#### [WHAT THIS TASK INVOLVES]
Pull every line containing "ELECTRICS" from the entries.

[Rows from a dataset]
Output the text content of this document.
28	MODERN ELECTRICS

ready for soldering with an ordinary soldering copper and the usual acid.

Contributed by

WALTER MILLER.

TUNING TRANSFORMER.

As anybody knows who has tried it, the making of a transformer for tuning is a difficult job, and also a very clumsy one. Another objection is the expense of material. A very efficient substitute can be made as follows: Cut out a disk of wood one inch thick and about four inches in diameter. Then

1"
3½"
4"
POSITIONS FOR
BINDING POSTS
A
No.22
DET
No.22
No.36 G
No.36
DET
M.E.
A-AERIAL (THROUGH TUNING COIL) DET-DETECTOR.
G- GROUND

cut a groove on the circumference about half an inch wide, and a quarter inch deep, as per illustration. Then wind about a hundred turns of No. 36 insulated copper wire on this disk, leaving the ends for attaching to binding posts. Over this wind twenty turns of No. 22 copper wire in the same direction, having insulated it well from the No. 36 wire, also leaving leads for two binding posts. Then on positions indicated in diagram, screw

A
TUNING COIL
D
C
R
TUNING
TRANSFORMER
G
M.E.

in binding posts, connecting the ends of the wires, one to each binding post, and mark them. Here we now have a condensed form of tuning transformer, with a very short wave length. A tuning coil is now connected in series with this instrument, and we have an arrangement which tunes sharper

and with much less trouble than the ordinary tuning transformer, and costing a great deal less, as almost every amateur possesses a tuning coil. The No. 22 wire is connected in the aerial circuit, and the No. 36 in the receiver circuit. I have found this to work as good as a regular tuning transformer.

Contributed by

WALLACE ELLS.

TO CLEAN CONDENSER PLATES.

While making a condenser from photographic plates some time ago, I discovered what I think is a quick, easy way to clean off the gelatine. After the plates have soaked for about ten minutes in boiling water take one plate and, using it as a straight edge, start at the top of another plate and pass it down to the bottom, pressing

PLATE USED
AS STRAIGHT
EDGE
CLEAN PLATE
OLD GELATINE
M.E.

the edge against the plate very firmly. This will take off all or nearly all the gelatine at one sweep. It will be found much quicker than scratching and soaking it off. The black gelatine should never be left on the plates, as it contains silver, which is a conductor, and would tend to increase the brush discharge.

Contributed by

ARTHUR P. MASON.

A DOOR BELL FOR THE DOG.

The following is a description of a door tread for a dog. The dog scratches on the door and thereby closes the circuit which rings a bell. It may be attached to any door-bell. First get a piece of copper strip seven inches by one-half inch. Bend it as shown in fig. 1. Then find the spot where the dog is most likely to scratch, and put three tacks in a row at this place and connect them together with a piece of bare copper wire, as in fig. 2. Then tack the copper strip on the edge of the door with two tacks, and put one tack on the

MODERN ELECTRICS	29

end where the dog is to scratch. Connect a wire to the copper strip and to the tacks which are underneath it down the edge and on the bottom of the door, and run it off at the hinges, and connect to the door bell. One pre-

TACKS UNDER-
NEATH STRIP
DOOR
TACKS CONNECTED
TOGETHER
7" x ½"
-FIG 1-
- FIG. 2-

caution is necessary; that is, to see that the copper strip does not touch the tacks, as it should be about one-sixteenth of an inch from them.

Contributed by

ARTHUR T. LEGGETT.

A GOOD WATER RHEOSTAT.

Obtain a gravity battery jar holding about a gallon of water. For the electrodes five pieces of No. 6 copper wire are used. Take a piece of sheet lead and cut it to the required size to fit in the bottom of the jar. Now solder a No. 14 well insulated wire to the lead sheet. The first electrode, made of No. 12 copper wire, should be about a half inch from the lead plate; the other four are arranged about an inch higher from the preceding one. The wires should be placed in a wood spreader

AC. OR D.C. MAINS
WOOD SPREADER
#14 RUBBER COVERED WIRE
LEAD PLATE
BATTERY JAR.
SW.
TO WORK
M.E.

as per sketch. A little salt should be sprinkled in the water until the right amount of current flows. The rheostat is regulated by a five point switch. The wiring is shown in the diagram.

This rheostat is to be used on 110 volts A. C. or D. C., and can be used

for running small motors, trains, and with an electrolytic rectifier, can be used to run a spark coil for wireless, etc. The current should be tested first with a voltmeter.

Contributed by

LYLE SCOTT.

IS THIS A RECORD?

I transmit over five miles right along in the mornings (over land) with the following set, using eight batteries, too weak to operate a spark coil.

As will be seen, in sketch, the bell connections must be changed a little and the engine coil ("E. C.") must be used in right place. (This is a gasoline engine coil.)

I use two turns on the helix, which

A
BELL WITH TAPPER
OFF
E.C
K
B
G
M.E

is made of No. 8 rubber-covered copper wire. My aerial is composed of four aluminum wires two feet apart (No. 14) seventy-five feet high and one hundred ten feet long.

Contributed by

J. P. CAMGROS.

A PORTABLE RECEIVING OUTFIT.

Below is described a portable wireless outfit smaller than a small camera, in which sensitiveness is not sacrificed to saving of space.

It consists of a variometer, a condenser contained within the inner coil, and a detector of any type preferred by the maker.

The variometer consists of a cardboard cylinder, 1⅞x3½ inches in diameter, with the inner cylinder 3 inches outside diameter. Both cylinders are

#### [SOLUTION TO THE PROBLEM]
28	MODERN ELECTRICS
MODERN ELECTRICS	29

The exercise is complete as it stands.